▶ Brief
State the number of lines in these records that include the word "this", and add nothing to it.

▶ Dataset
= = = = =

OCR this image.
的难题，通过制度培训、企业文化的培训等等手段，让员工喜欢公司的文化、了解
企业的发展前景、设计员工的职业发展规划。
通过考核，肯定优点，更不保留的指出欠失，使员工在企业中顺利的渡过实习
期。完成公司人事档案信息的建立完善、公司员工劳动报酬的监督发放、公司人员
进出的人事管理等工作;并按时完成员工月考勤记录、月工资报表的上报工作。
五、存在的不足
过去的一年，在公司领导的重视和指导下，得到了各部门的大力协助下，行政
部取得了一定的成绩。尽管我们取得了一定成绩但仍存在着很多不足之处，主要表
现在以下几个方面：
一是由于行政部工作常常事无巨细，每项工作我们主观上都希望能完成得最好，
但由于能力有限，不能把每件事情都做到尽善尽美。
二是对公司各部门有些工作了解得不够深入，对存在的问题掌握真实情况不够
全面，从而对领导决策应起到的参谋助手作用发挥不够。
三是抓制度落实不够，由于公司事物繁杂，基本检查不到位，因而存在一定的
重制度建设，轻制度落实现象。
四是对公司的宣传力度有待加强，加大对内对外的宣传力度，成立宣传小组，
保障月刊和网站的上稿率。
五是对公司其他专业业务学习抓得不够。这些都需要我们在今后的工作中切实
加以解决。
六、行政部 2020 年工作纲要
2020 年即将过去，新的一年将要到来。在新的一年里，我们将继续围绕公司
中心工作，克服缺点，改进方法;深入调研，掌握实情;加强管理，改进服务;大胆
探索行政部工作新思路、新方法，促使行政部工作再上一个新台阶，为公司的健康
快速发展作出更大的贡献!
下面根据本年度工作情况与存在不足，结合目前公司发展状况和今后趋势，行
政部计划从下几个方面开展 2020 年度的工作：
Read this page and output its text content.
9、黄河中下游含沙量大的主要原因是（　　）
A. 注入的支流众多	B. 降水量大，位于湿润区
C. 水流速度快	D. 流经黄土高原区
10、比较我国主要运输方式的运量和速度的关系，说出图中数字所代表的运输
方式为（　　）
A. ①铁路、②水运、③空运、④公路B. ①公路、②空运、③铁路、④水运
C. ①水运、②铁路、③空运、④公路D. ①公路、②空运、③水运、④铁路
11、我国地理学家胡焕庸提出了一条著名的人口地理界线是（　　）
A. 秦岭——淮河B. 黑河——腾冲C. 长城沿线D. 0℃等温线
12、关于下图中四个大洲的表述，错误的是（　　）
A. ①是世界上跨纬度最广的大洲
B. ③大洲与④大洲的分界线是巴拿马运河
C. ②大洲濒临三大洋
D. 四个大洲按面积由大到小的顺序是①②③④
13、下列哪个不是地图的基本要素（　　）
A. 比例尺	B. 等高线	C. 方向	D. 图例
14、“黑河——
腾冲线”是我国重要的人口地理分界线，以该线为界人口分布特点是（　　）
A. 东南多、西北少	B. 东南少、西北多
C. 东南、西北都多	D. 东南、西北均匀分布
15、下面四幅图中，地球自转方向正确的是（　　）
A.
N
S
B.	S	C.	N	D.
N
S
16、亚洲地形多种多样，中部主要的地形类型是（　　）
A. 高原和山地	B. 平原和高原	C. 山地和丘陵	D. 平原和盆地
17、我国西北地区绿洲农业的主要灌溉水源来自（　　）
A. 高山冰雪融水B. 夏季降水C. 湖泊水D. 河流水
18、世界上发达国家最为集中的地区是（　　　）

= = = = =

▶ Exercise solution
2